Return each line containing "title".

= = = = =

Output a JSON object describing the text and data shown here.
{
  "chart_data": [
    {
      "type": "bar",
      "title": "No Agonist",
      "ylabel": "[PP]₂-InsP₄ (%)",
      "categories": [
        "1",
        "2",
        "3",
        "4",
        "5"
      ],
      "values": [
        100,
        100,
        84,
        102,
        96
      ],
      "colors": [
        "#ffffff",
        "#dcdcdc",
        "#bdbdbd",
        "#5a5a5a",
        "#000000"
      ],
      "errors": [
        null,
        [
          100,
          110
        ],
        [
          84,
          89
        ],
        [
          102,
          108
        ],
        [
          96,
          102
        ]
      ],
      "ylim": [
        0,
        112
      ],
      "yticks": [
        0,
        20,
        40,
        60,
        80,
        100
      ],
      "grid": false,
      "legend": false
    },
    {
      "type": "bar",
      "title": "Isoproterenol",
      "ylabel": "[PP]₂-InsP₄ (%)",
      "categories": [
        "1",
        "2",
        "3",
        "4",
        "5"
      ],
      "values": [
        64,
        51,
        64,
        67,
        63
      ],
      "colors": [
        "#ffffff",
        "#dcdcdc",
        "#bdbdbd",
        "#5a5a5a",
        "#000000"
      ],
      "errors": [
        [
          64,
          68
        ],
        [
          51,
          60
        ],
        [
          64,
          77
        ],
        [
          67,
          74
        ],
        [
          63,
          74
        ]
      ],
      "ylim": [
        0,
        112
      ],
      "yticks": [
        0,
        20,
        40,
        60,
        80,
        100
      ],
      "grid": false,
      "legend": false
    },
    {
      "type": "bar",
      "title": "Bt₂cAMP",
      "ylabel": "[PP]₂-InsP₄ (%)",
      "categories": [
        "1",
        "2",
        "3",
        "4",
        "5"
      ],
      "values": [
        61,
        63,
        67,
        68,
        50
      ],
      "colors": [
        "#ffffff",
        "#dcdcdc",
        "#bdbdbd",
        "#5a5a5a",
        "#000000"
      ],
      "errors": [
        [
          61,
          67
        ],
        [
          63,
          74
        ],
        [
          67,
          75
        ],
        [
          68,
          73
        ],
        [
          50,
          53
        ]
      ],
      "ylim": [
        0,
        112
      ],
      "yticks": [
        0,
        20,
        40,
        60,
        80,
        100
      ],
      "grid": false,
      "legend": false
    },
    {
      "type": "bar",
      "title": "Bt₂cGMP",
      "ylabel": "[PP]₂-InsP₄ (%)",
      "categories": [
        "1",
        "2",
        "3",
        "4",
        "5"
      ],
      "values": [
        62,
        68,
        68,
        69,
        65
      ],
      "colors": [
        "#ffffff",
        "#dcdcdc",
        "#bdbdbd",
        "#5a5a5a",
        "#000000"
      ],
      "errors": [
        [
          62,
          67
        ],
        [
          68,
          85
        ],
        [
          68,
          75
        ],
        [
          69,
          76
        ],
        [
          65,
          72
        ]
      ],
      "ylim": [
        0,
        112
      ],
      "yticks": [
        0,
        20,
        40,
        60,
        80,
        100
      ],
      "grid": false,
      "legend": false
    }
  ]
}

= = = = =

■ **Completed exercise**:
      "title": "No Agonist",
      "title": "Isoproterenol",
      "title": "Bt₂cAMP",
      "title": "Bt₂cGMP",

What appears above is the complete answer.